## Start Records to process

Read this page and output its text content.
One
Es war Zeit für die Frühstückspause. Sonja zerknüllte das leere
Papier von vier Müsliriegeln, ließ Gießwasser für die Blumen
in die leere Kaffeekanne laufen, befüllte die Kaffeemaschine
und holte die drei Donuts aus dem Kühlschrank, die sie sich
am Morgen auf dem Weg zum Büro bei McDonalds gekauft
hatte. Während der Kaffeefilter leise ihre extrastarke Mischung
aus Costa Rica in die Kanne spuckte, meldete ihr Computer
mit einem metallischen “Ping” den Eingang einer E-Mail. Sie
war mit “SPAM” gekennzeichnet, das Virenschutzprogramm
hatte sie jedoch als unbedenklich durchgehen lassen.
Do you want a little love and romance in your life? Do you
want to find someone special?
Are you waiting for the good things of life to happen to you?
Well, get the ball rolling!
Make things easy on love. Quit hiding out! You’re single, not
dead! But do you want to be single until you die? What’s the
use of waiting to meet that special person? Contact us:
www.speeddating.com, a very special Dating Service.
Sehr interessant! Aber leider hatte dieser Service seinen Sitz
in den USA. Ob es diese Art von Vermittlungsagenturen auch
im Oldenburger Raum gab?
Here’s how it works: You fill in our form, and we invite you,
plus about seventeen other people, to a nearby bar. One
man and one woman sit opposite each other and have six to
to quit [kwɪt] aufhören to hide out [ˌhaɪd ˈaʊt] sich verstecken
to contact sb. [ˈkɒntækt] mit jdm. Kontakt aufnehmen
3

## End Records to process
## Start Records to process

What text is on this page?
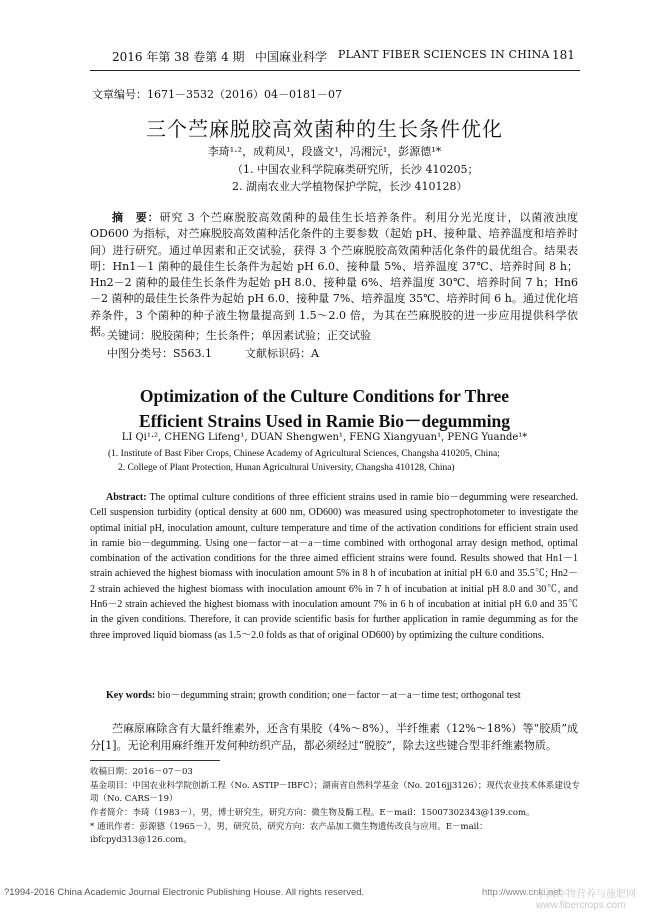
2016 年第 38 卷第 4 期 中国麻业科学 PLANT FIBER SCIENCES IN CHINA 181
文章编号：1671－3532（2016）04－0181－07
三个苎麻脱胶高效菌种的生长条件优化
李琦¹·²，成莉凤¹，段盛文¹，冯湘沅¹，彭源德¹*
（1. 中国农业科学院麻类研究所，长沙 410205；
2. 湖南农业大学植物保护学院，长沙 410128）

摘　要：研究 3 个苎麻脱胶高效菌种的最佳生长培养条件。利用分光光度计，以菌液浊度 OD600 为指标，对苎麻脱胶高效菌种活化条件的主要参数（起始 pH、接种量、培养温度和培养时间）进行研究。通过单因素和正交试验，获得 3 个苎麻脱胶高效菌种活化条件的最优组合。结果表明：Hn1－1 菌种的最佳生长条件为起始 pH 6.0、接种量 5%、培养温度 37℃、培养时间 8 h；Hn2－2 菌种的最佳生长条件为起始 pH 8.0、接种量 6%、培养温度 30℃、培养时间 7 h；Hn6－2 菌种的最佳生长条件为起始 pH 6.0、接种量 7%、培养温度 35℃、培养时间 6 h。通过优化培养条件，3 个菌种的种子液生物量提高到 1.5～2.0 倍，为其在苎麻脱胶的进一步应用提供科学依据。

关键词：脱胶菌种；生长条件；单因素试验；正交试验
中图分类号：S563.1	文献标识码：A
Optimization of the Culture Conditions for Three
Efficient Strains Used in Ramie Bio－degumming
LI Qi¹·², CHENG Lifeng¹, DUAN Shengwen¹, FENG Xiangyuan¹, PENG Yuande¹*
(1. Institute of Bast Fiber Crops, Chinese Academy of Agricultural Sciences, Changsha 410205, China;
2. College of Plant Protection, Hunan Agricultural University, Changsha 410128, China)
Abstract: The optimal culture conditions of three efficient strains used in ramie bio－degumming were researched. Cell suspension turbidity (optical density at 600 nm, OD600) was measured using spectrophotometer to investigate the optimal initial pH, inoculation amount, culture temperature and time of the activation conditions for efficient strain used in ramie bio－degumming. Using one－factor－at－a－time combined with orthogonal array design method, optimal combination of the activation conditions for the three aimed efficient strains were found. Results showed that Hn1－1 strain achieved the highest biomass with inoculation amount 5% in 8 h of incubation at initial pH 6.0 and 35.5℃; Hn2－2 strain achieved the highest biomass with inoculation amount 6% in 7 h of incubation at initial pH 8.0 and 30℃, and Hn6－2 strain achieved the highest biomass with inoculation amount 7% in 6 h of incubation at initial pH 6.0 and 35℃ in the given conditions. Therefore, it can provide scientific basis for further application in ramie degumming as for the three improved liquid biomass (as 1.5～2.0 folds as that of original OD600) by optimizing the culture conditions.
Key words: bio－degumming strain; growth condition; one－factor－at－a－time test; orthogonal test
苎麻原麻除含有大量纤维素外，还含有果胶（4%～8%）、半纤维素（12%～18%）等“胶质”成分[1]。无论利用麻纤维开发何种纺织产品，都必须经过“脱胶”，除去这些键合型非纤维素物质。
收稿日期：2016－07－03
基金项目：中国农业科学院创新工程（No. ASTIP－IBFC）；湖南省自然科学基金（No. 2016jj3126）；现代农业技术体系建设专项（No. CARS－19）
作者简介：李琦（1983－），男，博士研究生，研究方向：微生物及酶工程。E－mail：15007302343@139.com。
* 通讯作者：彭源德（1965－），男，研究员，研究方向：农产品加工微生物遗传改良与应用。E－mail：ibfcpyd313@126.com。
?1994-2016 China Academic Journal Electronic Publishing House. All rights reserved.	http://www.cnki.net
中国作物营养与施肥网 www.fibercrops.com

## End Records to process
## Start Records to process

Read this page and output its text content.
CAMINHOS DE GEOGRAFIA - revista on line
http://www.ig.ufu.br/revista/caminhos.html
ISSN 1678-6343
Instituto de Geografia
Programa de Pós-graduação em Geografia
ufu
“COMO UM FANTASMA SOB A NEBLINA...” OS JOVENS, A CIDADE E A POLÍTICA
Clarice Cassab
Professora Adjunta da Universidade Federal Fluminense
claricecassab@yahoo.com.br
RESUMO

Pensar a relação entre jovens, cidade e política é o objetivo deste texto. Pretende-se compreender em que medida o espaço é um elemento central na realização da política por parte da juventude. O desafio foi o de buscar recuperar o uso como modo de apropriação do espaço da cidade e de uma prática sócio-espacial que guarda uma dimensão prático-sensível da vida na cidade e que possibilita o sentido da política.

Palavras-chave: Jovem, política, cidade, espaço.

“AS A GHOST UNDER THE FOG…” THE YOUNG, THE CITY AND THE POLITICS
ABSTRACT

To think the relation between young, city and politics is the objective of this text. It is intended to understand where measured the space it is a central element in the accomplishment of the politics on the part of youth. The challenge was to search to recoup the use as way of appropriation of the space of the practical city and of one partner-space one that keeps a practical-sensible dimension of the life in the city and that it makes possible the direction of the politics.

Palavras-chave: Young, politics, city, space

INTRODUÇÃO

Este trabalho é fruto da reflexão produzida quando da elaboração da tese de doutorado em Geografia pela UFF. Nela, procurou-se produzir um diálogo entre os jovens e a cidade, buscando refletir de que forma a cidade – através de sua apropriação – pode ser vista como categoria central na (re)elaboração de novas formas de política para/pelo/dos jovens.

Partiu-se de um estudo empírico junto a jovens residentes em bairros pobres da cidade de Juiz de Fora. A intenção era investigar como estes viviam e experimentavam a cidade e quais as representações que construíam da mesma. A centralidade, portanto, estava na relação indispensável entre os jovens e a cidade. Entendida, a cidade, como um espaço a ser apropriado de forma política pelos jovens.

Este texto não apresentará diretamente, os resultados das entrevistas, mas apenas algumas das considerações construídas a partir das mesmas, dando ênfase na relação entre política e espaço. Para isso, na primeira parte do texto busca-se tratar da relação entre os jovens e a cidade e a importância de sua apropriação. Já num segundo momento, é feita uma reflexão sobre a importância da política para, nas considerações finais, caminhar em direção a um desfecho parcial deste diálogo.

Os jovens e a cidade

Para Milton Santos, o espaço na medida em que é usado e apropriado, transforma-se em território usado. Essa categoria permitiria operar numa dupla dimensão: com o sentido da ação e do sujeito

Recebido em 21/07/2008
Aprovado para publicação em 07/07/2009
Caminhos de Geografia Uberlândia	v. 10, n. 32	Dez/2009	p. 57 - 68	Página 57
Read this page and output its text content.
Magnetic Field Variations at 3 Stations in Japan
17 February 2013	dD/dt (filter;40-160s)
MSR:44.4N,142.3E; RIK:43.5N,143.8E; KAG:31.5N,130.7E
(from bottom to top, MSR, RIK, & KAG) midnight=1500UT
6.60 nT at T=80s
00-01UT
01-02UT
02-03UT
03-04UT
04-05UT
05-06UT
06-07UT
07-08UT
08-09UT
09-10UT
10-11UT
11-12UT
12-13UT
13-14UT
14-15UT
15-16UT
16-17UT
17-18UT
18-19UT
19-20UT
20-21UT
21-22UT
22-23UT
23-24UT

## End Records to process

* Written request: Consider the entries above and return each line with the string "espaço".

* Response to this exercise:
Pensar a relação entre jovens, cidade e política é o objetivo deste texto. Pretende-se compreender em que medida o espaço é um elemento central na realização da política por parte da juventude. O desafio foi o de buscar recuperar o uso como modo de apropriação do espaço da cidade e de uma prática sócio-espacial que guarda uma dimensão prático-sensível da vida na cidade e que possibilita o sentido da política.
Palavras-chave: Jovem, política, cidade, espaço.
Partiu-se de um estudo empírico junto a jovens residentes em bairros pobres da cidade de Juiz de Fora. A intenção era investigar como estes viviam e experimentavam a cidade e quais as representações que construíam da mesma. A centralidade, portanto, estava na relação indispensável entre os jovens e a cidade. Entendida, a cidade, como um espaço a ser apropriado de forma política pelos jovens.
Este texto não apresentará diretamente, os resultados das entrevistas, mas apenas algumas das considerações construídas a partir das mesmas, dando ênfase na relação entre política e espaço. Para isso, na primeira parte do texto busca-se tratar da relação entre os jovens e a cidade e a importância de sua apropriação. Já num segundo momento, é feita uma reflexão sobre a importância da política para, nas considerações finais, caminhar em direção a um desfecho parcial deste diálogo.
Para Milton Santos, o espaço na medida em que é usado e apropriado, transforma-se em território usado. Essa categoria permitiria operar numa dupla dimensão: com o sentido da ação e do sujeito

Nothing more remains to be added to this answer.